• [WRITTEN EXERCISE]: Collect all the lines that mention the word "value".

• [RECORDS PROVIDED]:

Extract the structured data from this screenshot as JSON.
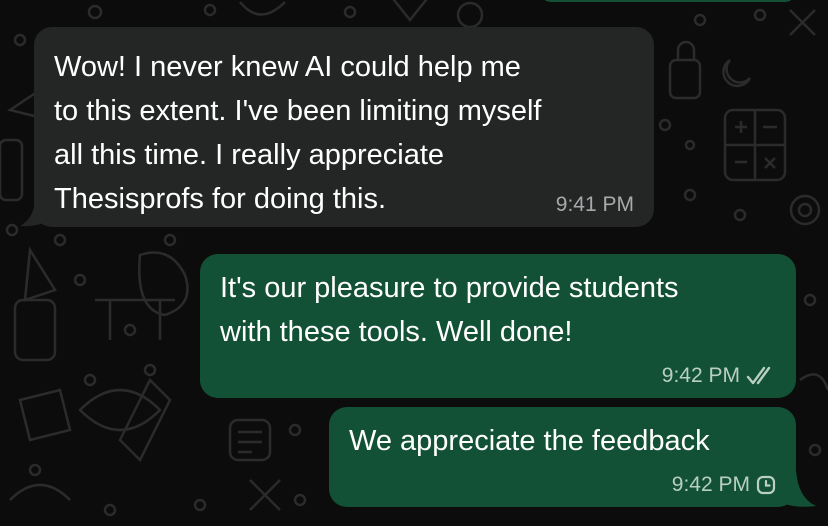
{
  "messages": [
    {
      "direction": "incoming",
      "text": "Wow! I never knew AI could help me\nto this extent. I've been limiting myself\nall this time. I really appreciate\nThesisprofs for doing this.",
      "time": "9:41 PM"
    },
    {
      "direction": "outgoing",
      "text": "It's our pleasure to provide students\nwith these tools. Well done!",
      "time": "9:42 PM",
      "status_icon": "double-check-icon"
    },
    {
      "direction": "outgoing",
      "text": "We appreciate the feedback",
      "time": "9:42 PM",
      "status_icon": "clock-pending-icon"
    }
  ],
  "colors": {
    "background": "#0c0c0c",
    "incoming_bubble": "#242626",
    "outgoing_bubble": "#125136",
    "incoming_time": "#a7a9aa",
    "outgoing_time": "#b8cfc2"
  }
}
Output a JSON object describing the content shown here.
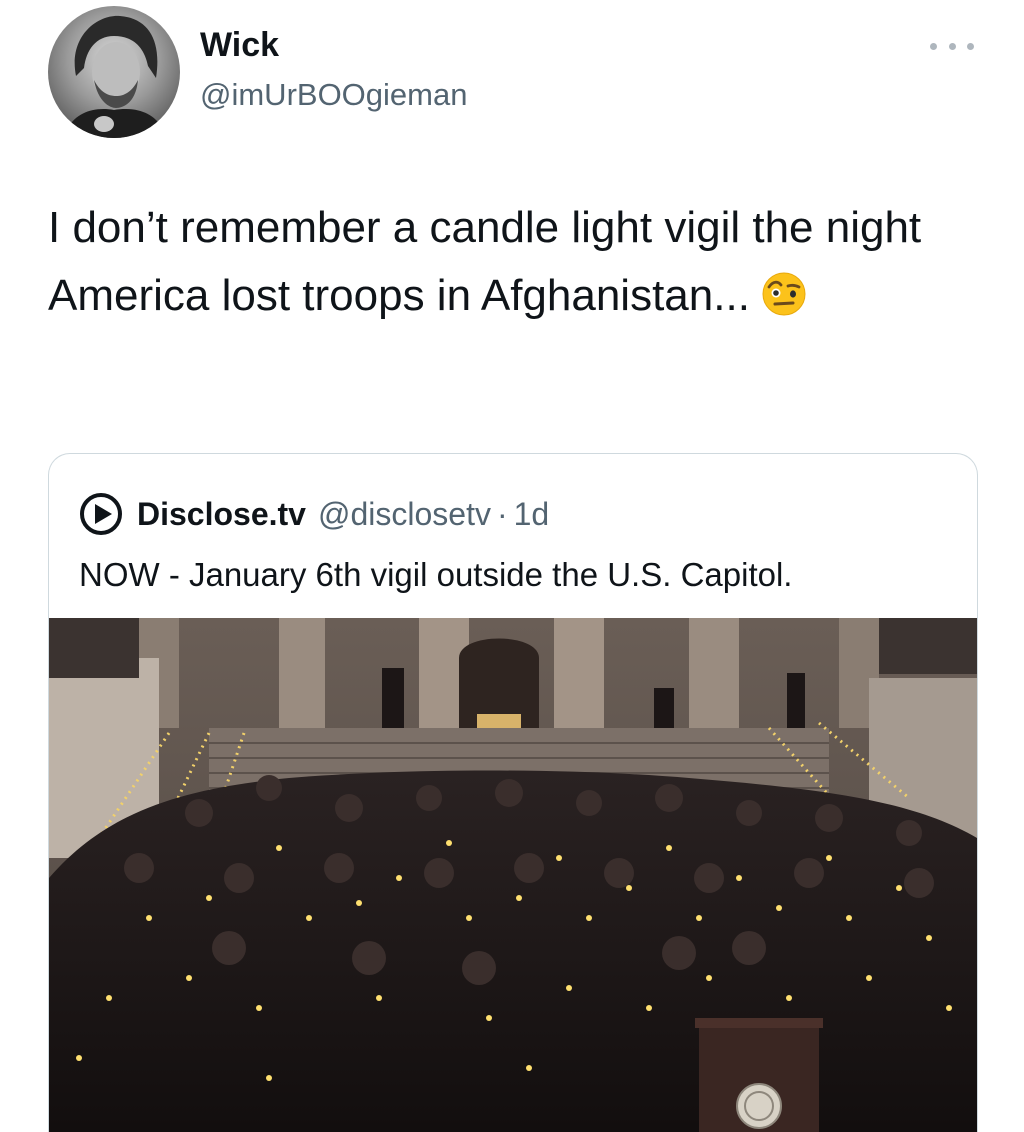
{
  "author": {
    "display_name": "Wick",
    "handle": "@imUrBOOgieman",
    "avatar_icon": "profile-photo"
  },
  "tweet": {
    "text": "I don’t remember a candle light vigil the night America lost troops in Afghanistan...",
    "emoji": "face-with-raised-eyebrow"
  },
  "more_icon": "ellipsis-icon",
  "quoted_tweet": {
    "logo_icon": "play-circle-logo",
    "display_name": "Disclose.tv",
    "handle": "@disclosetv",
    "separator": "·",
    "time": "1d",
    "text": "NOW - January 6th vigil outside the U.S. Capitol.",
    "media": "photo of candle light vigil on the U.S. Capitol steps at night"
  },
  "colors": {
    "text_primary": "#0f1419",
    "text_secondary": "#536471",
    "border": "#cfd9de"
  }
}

...

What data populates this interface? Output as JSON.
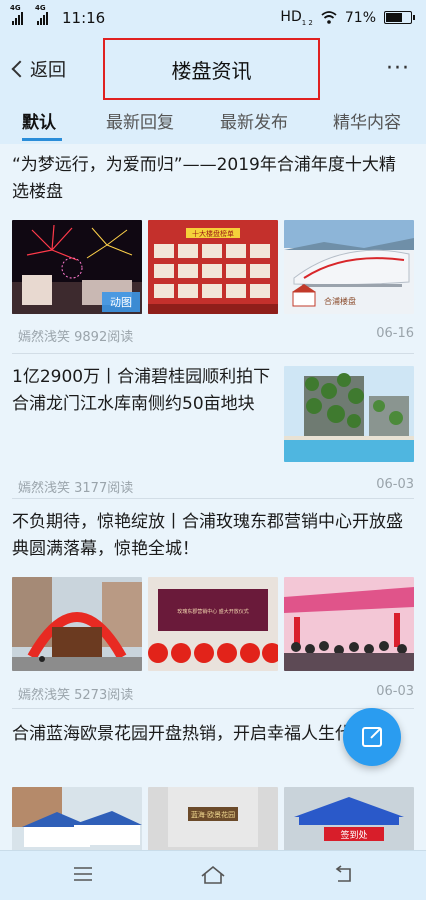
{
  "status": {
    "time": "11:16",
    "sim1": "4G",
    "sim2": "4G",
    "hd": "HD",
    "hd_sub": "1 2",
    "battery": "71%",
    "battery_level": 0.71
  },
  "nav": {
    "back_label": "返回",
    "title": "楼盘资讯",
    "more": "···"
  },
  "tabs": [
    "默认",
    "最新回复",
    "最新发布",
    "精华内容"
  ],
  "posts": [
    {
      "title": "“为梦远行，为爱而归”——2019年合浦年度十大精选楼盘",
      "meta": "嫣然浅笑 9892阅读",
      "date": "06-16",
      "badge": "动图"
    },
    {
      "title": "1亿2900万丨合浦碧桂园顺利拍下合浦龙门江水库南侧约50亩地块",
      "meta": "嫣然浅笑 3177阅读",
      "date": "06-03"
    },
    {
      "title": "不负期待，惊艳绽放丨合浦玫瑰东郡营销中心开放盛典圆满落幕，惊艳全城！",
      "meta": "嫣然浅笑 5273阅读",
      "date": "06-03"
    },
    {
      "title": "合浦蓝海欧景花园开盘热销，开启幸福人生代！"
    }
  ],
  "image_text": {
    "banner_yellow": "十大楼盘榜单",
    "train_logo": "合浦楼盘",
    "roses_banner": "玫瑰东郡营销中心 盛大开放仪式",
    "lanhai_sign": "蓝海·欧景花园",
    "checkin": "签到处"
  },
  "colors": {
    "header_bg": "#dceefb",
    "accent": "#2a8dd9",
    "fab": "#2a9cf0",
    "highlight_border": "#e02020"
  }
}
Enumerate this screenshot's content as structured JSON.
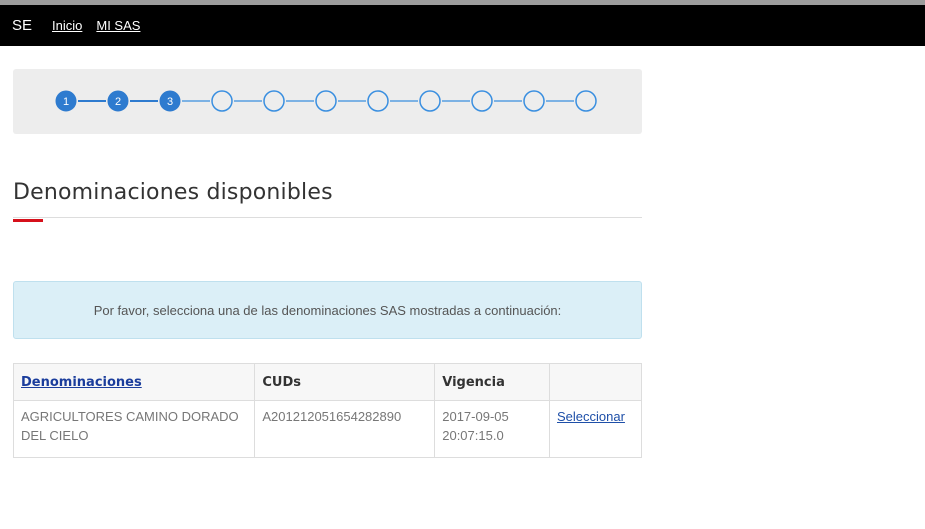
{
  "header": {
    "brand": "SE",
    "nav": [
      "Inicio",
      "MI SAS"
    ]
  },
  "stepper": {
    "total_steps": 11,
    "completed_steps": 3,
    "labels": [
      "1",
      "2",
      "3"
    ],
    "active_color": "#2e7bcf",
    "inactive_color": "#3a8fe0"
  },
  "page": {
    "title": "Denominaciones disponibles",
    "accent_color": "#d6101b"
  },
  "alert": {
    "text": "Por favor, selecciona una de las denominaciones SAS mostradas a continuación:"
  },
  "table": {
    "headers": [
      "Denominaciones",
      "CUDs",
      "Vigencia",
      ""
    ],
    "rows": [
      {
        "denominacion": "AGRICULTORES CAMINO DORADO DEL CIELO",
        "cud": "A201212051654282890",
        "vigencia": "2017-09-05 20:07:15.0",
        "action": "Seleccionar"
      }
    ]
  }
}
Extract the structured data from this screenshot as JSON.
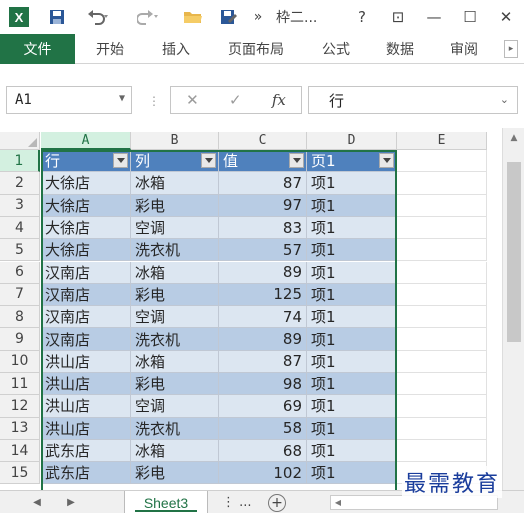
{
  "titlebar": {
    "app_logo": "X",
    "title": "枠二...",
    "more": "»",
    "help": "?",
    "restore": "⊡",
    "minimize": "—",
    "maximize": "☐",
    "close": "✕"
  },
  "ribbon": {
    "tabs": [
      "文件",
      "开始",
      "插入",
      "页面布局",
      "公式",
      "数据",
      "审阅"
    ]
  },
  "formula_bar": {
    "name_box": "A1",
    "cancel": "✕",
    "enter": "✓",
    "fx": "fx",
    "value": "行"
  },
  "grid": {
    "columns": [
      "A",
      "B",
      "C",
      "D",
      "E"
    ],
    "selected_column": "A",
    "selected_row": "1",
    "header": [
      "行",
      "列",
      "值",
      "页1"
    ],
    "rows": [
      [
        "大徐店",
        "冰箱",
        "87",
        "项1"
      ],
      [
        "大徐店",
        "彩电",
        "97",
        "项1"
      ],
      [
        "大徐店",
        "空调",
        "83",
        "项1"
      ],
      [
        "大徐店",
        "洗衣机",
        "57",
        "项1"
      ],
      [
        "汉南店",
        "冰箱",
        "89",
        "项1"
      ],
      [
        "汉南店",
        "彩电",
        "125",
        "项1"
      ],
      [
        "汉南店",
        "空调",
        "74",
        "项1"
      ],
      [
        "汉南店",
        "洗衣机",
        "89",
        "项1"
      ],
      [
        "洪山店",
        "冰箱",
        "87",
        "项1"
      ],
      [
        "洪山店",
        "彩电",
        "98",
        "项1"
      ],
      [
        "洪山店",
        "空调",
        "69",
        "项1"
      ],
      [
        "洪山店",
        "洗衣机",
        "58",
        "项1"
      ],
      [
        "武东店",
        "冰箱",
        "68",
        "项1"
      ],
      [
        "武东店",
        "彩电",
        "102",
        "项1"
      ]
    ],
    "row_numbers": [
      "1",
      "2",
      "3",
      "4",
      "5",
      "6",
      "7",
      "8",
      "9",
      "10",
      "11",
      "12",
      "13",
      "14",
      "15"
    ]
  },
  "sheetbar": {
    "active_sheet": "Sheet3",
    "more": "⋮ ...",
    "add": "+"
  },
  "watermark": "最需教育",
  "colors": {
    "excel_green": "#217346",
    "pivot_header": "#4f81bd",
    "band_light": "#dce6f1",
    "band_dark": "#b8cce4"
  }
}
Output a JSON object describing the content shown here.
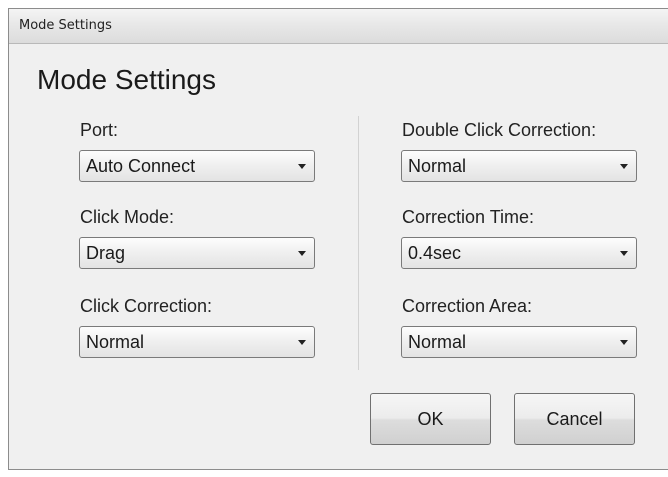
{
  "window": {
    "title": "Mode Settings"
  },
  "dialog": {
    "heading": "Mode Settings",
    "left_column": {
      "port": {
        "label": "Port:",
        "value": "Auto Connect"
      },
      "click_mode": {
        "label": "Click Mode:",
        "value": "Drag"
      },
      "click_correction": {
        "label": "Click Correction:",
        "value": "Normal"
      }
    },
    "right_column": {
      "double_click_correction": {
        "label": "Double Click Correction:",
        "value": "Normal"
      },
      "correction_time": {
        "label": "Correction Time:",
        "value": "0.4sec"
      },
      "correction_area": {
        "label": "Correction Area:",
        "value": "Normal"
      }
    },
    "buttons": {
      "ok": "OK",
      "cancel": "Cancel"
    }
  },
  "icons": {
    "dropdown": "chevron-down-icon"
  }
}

• [EXERCISE RESULT]:
    "value": "行"
        "value": "Auto Connect"
        "value": "Drag"
        "value": "Normal"
        "value": "Normal"
        "value": "0.4sec"
        "value": "Normal"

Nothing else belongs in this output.